The request:
Filter the listing and keep only the lines with the word "heading".

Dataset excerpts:
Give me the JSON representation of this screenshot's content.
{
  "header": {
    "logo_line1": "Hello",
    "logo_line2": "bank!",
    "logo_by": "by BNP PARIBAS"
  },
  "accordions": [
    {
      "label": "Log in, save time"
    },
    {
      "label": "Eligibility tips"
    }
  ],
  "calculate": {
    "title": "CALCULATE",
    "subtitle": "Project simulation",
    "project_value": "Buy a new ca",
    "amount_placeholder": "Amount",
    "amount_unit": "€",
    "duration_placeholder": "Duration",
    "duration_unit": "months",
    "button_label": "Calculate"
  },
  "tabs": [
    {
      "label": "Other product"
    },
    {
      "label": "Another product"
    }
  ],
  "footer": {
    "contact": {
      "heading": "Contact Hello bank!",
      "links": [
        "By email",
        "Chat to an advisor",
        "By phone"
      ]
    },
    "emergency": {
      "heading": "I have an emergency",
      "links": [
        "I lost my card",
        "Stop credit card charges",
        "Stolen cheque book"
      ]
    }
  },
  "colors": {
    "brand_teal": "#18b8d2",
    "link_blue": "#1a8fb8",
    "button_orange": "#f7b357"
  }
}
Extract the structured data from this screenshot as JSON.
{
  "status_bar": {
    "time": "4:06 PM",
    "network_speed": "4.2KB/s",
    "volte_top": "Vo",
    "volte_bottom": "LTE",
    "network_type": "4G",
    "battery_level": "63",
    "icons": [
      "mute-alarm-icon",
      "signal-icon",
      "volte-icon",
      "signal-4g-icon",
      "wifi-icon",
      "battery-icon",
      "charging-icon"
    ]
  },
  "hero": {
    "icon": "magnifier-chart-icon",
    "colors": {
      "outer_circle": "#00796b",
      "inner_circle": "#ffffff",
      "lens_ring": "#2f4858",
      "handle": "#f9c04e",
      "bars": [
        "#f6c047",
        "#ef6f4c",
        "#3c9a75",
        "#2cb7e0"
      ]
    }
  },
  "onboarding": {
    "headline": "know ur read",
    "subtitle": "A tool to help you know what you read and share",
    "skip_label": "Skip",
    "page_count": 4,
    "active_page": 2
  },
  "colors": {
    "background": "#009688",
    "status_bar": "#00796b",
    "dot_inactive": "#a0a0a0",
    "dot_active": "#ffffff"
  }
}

Output for this task:
      "heading": "Contact Hello bank!",
      "heading": "I have an emergency",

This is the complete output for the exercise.